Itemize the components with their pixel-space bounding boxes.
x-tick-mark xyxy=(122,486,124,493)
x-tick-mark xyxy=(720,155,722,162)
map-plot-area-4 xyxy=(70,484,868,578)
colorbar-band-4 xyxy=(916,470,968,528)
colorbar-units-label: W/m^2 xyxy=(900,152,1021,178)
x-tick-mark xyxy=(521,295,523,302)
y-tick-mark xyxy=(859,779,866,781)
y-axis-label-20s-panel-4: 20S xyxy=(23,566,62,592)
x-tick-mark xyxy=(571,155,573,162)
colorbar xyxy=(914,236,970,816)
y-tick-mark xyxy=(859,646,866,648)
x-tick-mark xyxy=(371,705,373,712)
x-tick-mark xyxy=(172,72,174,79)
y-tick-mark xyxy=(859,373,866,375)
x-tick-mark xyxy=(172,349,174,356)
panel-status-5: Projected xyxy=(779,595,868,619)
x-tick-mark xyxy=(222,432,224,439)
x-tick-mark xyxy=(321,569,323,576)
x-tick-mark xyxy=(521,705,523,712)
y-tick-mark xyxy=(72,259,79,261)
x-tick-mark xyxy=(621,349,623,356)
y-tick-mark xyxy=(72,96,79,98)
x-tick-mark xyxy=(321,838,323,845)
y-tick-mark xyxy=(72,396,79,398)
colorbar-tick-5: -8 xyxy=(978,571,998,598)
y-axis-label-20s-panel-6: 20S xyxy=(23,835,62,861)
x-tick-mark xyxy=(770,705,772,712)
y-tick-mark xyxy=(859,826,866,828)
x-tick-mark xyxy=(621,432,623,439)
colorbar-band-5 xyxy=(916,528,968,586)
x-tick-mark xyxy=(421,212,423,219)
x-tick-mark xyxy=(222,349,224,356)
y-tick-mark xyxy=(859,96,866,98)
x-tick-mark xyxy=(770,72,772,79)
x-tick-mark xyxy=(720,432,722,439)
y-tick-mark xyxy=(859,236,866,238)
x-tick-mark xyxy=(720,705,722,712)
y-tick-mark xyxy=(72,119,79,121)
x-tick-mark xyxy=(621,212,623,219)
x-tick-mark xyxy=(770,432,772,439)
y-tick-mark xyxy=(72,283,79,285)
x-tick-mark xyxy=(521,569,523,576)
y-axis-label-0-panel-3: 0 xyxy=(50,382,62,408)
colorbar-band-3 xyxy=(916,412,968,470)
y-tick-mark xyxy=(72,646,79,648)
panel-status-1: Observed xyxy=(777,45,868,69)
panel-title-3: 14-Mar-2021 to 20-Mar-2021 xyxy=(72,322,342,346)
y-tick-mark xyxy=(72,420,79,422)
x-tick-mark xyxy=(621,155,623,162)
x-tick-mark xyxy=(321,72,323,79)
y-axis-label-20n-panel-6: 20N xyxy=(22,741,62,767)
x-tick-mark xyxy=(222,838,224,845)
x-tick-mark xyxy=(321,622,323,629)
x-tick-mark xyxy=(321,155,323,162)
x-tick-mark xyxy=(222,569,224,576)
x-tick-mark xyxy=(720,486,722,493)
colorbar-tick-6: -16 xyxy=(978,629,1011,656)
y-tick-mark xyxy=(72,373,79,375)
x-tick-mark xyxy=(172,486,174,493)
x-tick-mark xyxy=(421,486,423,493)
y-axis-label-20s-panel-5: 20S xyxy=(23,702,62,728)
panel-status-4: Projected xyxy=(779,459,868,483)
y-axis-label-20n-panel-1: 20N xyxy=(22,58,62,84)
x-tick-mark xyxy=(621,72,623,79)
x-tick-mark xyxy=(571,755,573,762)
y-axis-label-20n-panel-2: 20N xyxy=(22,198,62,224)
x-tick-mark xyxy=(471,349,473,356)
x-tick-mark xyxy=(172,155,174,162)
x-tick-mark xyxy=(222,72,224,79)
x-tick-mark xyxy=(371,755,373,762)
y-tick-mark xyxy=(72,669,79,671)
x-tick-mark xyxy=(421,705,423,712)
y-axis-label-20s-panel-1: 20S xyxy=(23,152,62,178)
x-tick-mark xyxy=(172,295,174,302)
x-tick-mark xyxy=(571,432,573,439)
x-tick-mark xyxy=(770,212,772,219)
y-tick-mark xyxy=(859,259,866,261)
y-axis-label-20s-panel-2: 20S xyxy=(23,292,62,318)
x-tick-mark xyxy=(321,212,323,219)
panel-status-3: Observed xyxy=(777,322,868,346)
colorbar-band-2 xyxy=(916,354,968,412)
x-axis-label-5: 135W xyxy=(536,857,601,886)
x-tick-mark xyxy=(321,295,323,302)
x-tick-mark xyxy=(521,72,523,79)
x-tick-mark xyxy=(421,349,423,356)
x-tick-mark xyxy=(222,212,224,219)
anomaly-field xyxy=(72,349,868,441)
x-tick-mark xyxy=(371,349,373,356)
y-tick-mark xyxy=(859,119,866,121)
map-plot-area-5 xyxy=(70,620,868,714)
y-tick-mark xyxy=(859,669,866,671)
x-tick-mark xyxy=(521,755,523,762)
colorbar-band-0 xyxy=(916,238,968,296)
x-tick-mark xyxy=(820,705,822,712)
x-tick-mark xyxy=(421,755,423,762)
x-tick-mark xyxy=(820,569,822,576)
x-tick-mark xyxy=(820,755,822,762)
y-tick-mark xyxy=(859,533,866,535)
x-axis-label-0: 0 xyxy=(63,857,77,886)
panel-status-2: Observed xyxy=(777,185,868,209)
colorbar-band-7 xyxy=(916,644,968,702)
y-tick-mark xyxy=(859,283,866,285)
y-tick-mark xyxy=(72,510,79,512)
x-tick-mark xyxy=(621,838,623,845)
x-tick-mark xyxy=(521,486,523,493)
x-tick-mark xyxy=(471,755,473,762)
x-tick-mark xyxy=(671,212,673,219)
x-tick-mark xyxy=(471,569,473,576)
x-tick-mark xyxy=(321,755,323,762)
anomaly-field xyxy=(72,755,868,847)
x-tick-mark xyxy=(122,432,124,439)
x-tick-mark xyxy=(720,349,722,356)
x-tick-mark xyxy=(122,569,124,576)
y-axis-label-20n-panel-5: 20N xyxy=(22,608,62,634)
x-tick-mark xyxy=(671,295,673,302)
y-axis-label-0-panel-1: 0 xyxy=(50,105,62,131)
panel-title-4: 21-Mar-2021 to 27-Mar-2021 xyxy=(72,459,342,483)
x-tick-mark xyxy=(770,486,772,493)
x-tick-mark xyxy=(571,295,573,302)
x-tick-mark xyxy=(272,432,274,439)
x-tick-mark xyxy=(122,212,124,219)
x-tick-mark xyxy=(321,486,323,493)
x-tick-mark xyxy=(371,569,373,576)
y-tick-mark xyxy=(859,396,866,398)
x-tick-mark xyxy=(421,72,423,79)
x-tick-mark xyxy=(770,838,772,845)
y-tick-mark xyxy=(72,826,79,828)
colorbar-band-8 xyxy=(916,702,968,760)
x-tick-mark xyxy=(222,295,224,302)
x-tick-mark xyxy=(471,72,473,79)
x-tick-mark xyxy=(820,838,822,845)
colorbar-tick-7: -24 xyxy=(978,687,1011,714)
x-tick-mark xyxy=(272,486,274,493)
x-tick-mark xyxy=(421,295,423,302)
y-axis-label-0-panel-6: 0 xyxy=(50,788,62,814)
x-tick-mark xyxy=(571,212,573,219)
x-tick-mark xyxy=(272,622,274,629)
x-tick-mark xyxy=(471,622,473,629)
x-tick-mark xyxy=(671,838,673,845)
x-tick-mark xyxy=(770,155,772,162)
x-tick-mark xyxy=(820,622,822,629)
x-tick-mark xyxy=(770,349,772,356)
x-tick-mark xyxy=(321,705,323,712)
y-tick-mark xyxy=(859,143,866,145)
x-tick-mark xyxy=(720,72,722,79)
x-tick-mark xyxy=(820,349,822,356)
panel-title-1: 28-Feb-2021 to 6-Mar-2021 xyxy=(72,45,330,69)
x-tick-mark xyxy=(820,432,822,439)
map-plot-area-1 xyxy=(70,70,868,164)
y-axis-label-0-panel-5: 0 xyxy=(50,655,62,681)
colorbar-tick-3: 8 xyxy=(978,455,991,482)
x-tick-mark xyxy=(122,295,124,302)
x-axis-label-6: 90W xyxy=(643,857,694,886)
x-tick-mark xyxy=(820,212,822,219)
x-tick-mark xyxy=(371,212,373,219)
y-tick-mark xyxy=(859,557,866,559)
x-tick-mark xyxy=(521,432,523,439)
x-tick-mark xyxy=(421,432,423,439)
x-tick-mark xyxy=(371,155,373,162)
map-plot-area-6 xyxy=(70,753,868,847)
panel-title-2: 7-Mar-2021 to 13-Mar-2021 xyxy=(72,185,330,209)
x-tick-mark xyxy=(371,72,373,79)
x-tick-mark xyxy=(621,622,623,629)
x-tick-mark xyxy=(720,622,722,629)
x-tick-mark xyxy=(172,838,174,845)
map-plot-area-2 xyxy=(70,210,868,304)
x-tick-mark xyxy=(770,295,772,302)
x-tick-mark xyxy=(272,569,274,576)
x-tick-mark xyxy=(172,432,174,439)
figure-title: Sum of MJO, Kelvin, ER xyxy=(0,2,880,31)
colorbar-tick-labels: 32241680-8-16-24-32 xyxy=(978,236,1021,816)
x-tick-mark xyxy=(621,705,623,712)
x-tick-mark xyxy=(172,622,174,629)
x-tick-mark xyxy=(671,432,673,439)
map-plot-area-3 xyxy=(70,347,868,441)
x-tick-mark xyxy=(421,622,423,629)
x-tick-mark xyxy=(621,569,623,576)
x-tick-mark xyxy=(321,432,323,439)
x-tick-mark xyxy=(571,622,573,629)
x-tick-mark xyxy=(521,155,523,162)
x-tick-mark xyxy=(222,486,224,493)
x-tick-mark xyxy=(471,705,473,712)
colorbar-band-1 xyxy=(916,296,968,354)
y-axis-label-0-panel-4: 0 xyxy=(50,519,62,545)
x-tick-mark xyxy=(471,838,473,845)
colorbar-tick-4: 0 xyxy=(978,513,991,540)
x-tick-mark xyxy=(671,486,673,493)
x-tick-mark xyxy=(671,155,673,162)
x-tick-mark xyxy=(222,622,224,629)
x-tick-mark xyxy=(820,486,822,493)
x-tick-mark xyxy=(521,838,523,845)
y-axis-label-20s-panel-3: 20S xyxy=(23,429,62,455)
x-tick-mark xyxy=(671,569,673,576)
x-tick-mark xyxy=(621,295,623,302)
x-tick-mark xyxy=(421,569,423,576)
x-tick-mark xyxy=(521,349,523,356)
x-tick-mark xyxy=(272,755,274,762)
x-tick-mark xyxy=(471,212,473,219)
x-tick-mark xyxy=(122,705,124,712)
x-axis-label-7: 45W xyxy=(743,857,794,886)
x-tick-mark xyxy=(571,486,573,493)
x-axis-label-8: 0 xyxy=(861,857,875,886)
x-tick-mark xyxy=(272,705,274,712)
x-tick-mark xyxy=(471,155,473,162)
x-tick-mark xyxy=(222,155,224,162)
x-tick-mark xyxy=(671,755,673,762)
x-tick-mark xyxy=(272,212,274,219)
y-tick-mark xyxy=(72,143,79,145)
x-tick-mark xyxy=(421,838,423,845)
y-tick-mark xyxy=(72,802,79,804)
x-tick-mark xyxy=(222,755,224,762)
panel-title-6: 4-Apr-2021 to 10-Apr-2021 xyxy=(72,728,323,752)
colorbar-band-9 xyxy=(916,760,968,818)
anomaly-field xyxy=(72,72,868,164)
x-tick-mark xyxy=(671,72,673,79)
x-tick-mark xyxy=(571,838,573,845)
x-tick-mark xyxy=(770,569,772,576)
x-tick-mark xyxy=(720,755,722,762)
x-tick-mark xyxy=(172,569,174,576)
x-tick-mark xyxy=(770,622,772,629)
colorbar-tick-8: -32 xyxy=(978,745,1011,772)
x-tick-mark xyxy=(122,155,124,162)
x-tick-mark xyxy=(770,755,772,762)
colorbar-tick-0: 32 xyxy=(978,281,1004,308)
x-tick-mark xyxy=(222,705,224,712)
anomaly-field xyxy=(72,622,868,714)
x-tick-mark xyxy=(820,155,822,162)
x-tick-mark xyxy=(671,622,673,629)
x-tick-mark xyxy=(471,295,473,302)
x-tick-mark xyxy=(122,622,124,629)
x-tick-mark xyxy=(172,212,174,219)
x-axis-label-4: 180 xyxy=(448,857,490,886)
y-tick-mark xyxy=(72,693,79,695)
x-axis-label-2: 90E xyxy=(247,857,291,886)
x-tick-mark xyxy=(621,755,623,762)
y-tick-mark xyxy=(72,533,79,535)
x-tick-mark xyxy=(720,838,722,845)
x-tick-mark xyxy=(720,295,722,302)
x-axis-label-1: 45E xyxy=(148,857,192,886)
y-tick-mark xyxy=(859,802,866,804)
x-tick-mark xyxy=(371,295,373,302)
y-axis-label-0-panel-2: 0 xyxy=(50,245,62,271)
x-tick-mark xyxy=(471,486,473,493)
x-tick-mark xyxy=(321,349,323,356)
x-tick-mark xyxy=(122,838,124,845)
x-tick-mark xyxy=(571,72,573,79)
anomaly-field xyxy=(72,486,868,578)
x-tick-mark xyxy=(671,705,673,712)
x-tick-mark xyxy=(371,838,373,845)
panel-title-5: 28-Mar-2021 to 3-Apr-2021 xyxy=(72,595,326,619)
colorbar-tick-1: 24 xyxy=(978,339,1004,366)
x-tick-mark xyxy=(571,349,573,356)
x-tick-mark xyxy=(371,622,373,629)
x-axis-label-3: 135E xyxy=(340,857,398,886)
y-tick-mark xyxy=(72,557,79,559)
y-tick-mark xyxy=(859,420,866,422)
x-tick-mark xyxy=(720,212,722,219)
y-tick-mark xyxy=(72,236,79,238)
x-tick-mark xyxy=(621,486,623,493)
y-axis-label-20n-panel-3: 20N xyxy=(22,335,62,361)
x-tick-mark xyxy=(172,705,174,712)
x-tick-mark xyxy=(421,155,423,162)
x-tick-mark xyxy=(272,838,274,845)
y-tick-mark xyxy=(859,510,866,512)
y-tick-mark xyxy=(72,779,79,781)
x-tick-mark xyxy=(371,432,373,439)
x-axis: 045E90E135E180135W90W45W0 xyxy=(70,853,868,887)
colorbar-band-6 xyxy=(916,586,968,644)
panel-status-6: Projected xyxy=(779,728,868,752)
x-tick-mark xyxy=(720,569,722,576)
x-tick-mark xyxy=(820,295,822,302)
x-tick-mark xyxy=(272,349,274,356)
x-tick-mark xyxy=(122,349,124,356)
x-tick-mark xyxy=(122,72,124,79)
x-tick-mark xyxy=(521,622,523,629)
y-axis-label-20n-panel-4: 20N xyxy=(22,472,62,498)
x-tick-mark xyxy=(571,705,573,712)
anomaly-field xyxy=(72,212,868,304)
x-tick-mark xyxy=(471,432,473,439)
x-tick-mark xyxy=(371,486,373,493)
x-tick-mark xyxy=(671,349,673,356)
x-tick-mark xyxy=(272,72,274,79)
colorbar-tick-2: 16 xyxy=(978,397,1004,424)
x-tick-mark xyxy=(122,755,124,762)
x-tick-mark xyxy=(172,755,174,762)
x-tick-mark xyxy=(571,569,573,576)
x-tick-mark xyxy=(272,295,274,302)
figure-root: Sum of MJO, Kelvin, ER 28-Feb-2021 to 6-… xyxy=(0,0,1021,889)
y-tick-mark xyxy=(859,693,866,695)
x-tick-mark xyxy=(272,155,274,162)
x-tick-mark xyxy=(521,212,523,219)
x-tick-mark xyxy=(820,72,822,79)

☆ ☆ ☆ ☆

(Your task): Copy the listing verbatim, from its first line through the line containing "panel-status-1: Observed xyxy=(777,45,868,69)", including both of those lines.

(Answer to this problem):
Itemize the components with their pixel-space bounding boxes.
x-tick-mark xyxy=(122,486,124,493)
x-tick-mark xyxy=(720,155,722,162)
map-plot-area-4 xyxy=(70,484,868,578)
colorbar-band-4 xyxy=(916,470,968,528)
colorbar-units-label: W/m^2 xyxy=(900,152,1021,178)
x-tick-mark xyxy=(521,295,523,302)
y-tick-mark xyxy=(859,779,866,781)
y-axis-label-20s-panel-4: 20S xyxy=(23,566,62,592)
x-tick-mark xyxy=(571,155,573,162)
colorbar xyxy=(914,236,970,816)
y-tick-mark xyxy=(859,646,866,648)
x-tick-mark xyxy=(371,705,373,712)
x-tick-mark xyxy=(172,72,174,79)
y-tick-mark xyxy=(859,373,866,375)
x-tick-mark xyxy=(172,349,174,356)
panel-status-5: Projected xyxy=(779,595,868,619)
x-tick-mark xyxy=(222,432,224,439)
x-tick-mark xyxy=(321,569,323,576)
x-tick-mark xyxy=(521,705,523,712)
y-tick-mark xyxy=(72,259,79,261)
x-tick-mark xyxy=(621,349,623,356)
y-tick-mark xyxy=(72,96,79,98)
x-tick-mark xyxy=(321,838,323,845)
y-tick-mark xyxy=(72,396,79,398)
colorbar-tick-5: -8 xyxy=(978,571,998,598)
y-axis-label-20s-panel-6: 20S xyxy=(23,835,62,861)
x-tick-mark xyxy=(770,705,772,712)
y-tick-mark xyxy=(859,826,866,828)
x-tick-mark xyxy=(621,432,623,439)
colorbar-band-5 xyxy=(916,528,968,586)
x-tick-mark xyxy=(421,212,423,219)
x-tick-mark xyxy=(222,349,224,356)
y-tick-mark xyxy=(859,96,866,98)
x-tick-mark xyxy=(770,72,772,79)
x-tick-mark xyxy=(720,432,722,439)
y-tick-mark xyxy=(859,236,866,238)
x-tick-mark xyxy=(720,705,722,712)
y-tick-mark xyxy=(72,119,79,121)
x-tick-mark xyxy=(621,212,623,219)
x-tick-mark xyxy=(770,432,772,439)
y-tick-mark xyxy=(72,283,79,285)
x-tick-mark xyxy=(521,569,523,576)
y-axis-label-0-panel-3: 0 xyxy=(50,382,62,408)
colorbar-band-3 xyxy=(916,412,968,470)
y-tick-mark xyxy=(72,646,79,648)
panel-status-1: Observed xyxy=(777,45,868,69)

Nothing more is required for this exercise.